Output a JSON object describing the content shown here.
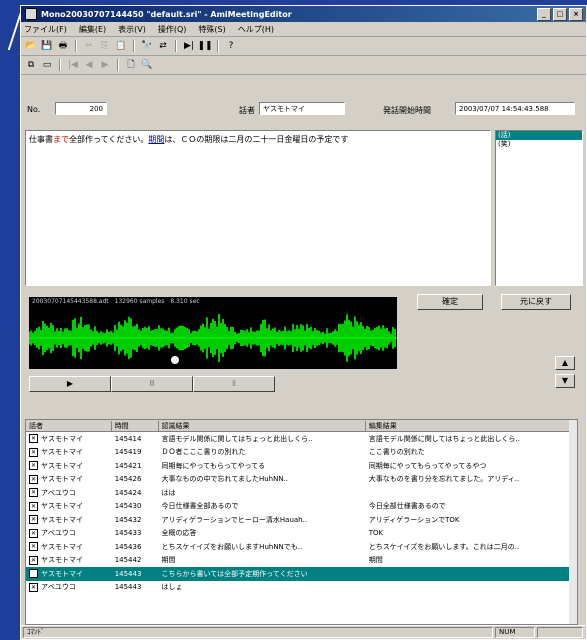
{
  "window": {
    "title": "Mono20030707144450 \"default.sri\" - AmiMeetingEditor",
    "buttons": [
      "_",
      "□",
      "×"
    ]
  },
  "menu": [
    "ファイル(F)",
    "編集(E)",
    "表示(V)",
    "操作(Q)",
    "特殊(S)",
    "ヘルプ(H)"
  ],
  "toolbar1": [
    {
      "icon": "open-folder-icon",
      "glyph": "📂",
      "enabled": true
    },
    {
      "icon": "save-icon",
      "glyph": "💾",
      "enabled": true
    },
    {
      "icon": "print-icon",
      "glyph": "🖶",
      "enabled": true
    },
    {
      "icon": "cut-icon",
      "glyph": "✂",
      "enabled": false
    },
    {
      "icon": "copy-icon",
      "glyph": "⎘",
      "enabled": false
    },
    {
      "icon": "paste-icon",
      "glyph": "📋",
      "enabled": false
    },
    {
      "icon": "find-icon",
      "glyph": "🔭",
      "enabled": true
    },
    {
      "icon": "replace-icon",
      "glyph": "⇄",
      "enabled": true
    },
    {
      "icon": "play-next-icon",
      "glyph": "▶|",
      "enabled": true
    },
    {
      "icon": "pause-icon",
      "glyph": "❚❚",
      "enabled": true
    },
    {
      "icon": "help-icon",
      "glyph": "?",
      "enabled": true
    }
  ],
  "toolbar2": [
    {
      "icon": "page-copy-icon",
      "glyph": "⧉",
      "enabled": true
    },
    {
      "icon": "page-icon",
      "glyph": "▭",
      "enabled": true
    },
    {
      "icon": "back-start-icon",
      "glyph": "|◀",
      "enabled": false
    },
    {
      "icon": "back-icon",
      "glyph": "◀",
      "enabled": false
    },
    {
      "icon": "forward-icon",
      "glyph": "▶",
      "enabled": false
    },
    {
      "icon": "new-doc-icon",
      "glyph": "🗋",
      "enabled": true
    },
    {
      "icon": "search-icon",
      "glyph": "🔍",
      "enabled": true
    }
  ],
  "fields": {
    "no_label": "No.",
    "no_value": "200",
    "speaker_label": "話者",
    "speaker_value": "ヤスモトマイ",
    "time_label": "発話開始時間",
    "time_value": "2003/07/07 14:54:43.588"
  },
  "editor": {
    "part1": "仕事書",
    "part2_red": "まで",
    "part3": "全部作ってください。",
    "part4_blue": "期間",
    "part5": "は、ＣＯの期限は二月の二十一日金曜日の予定です"
  },
  "speaker_list": [
    {
      "label": "(話)",
      "selected": true
    },
    {
      "label": "(笑)",
      "selected": false
    }
  ],
  "wave_header": "20030707145443588.adt　132960 samples　8.310 sec",
  "buttons": {
    "confirm": "確定",
    "revert": "元に戻す",
    "up": "▲",
    "down": "▼",
    "play": "▶",
    "pause": "Ⅲ",
    "stop": "Ⅱ"
  },
  "table": {
    "headers": [
      "話者",
      "時間",
      "認識結果",
      "編集結果"
    ],
    "rows": [
      {
        "speaker": "ヤスモトマイ",
        "time": "145414",
        "recog": "言語モデル関係に関してはちょっと此出しくら..",
        "edit": "言語モデル関係に関してはちょっと此出しくら..",
        "selected": false
      },
      {
        "speaker": "ヤスモトマイ",
        "time": "145419",
        "recog": "ＤＯ者こここ書りの別れた",
        "edit": "ここ書りの別れた",
        "selected": false
      },
      {
        "speaker": "ヤスモトマイ",
        "time": "145421",
        "recog": "同期毎にやってもらってやってる",
        "edit": "同期毎にやってもらってやってるやつ",
        "selected": false
      },
      {
        "speaker": "ヤスモトマイ",
        "time": "145426",
        "recog": "大事なものの中で忘れてましたHuhNN..",
        "edit": "大事なものを書り分を忘れてました。アリディ..",
        "selected": false
      },
      {
        "speaker": "アベユウコ",
        "time": "145424",
        "recog": "はは",
        "edit": "",
        "selected": false
      },
      {
        "speaker": "ヤスモトマイ",
        "time": "145430",
        "recog": "今日仕様書全部あるので",
        "edit": "今日全部仕様書あるので",
        "selected": false
      },
      {
        "speaker": "ヤスモトマイ",
        "time": "145432",
        "recog": "アリディゲラーションでヒーロー清水Hauah..",
        "edit": "アリディゲラーションでTOK",
        "selected": false
      },
      {
        "speaker": "アベユウコ",
        "time": "145433",
        "recog": "全概の応答",
        "edit": "TOK",
        "selected": false
      },
      {
        "speaker": "ヤスモトマイ",
        "time": "145436",
        "recog": "とちスケイイズをお願いしますHuhNNでも..",
        "edit": "とちスケイイズをお願いします。これは二月の..",
        "selected": false
      },
      {
        "speaker": "ヤスモトマイ",
        "time": "145442",
        "recog": "期間",
        "edit": "期間",
        "selected": false
      },
      {
        "speaker": "ヤスモトマイ",
        "time": "145443",
        "recog": "こちらから書いては全部予定期作ってください",
        "edit": "",
        "selected": true
      },
      {
        "speaker": "アベユウコ",
        "time": "145443",
        "recog": "はしょ",
        "edit": "",
        "selected": false
      }
    ]
  },
  "status": {
    "left": "ｺﾏﾝﾄﾞ",
    "mid": "NUM"
  }
}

EXERCISE GOAL - Return the full material word for word. Do not include the pictures.

OUTPUT -
Output a JSON object describing the content shown here.
{
  "window": {
    "title": "Mono20030707144450 \"default.sri\" - AmiMeetingEditor",
    "buttons": [
      "_",
      "□",
      "×"
    ]
  },
  "menu": [
    "ファイル(F)",
    "編集(E)",
    "表示(V)",
    "操作(Q)",
    "特殊(S)",
    "ヘルプ(H)"
  ],
  "toolbar1": [
    {
      "icon": "open-folder-icon",
      "glyph": "📂",
      "enabled": true
    },
    {
      "icon": "save-icon",
      "glyph": "💾",
      "enabled": true
    },
    {
      "icon": "print-icon",
      "glyph": "🖶",
      "enabled": true
    },
    {
      "icon": "cut-icon",
      "glyph": "✂",
      "enabled": false
    },
    {
      "icon": "copy-icon",
      "glyph": "⎘",
      "enabled": false
    },
    {
      "icon": "paste-icon",
      "glyph": "📋",
      "enabled": false
    },
    {
      "icon": "find-icon",
      "glyph": "🔭",
      "enabled": true
    },
    {
      "icon": "replace-icon",
      "glyph": "⇄",
      "enabled": true
    },
    {
      "icon": "play-next-icon",
      "glyph": "▶|",
      "enabled": true
    },
    {
      "icon": "pause-icon",
      "glyph": "❚❚",
      "enabled": true
    },
    {
      "icon": "help-icon",
      "glyph": "?",
      "enabled": true
    }
  ],
  "toolbar2": [
    {
      "icon": "page-copy-icon",
      "glyph": "⧉",
      "enabled": true
    },
    {
      "icon": "page-icon",
      "glyph": "▭",
      "enabled": true
    },
    {
      "icon": "back-start-icon",
      "glyph": "|◀",
      "enabled": false
    },
    {
      "icon": "back-icon",
      "glyph": "◀",
      "enabled": false
    },
    {
      "icon": "forward-icon",
      "glyph": "▶",
      "enabled": false
    },
    {
      "icon": "new-doc-icon",
      "glyph": "🗋",
      "enabled": true
    },
    {
      "icon": "search-icon",
      "glyph": "🔍",
      "enabled": true
    }
  ],
  "fields": {
    "no_label": "No.",
    "no_value": "200",
    "speaker_label": "話者",
    "speaker_value": "ヤスモトマイ",
    "time_label": "発話開始時間",
    "time_value": "2003/07/07 14:54:43.588"
  },
  "editor": {
    "part1": "仕事書",
    "part2_red": "まで",
    "part3": "全部作ってください。",
    "part4_blue": "期間",
    "part5": "は、ＣＯの期限は二月の二十一日金曜日の予定です"
  },
  "speaker_list": [
    {
      "label": "(話)",
      "selected": true
    },
    {
      "label": "(笑)",
      "selected": false
    }
  ],
  "wave_header": "20030707145443588.adt　132960 samples　8.310 sec",
  "buttons": {
    "confirm": "確定",
    "revert": "元に戻す",
    "up": "▲",
    "down": "▼",
    "play": "▶",
    "pause": "Ⅲ",
    "stop": "Ⅱ"
  },
  "table": {
    "headers": [
      "話者",
      "時間",
      "認識結果",
      "編集結果"
    ],
    "rows": [
      {
        "speaker": "ヤスモトマイ",
        "time": "145414",
        "recog": "言語モデル関係に関してはちょっと此出しくら..",
        "edit": "言語モデル関係に関してはちょっと此出しくら..",
        "selected": false
      },
      {
        "speaker": "ヤスモトマイ",
        "time": "145419",
        "recog": "ＤＯ者こここ書りの別れた",
        "edit": "ここ書りの別れた",
        "selected": false
      },
      {
        "speaker": "ヤスモトマイ",
        "time": "145421",
        "recog": "同期毎にやってもらってやってる",
        "edit": "同期毎にやってもらってやってるやつ",
        "selected": false
      },
      {
        "speaker": "ヤスモトマイ",
        "time": "145426",
        "recog": "大事なものの中で忘れてましたHuhNN..",
        "edit": "大事なものを書り分を忘れてました。アリディ..",
        "selected": false
      },
      {
        "speaker": "アベユウコ",
        "time": "145424",
        "recog": "はは",
        "edit": "",
        "selected": false
      },
      {
        "speaker": "ヤスモトマイ",
        "time": "145430",
        "recog": "今日仕様書全部あるので",
        "edit": "今日全部仕様書あるので",
        "selected": false
      },
      {
        "speaker": "ヤスモトマイ",
        "time": "145432",
        "recog": "アリディゲラーションでヒーロー清水Hauah..",
        "edit": "アリディゲラーションでTOK",
        "selected": false
      },
      {
        "speaker": "アベユウコ",
        "time": "145433",
        "recog": "全概の応答",
        "edit": "TOK",
        "selected": false
      },
      {
        "speaker": "ヤスモトマイ",
        "time": "145436",
        "recog": "とちスケイイズをお願いしますHuhNNでも..",
        "edit": "とちスケイイズをお願いします。これは二月の..",
        "selected": false
      },
      {
        "speaker": "ヤスモトマイ",
        "time": "145442",
        "recog": "期間",
        "edit": "期間",
        "selected": false
      },
      {
        "speaker": "ヤスモトマイ",
        "time": "145443",
        "recog": "こちらから書いては全部予定期作ってください",
        "edit": "",
        "selected": true
      },
      {
        "speaker": "アベユウコ",
        "time": "145443",
        "recog": "はしょ",
        "edit": "",
        "selected": false
      }
    ]
  },
  "status": {
    "left": "ｺﾏﾝﾄﾞ",
    "mid": "NUM"
  }
}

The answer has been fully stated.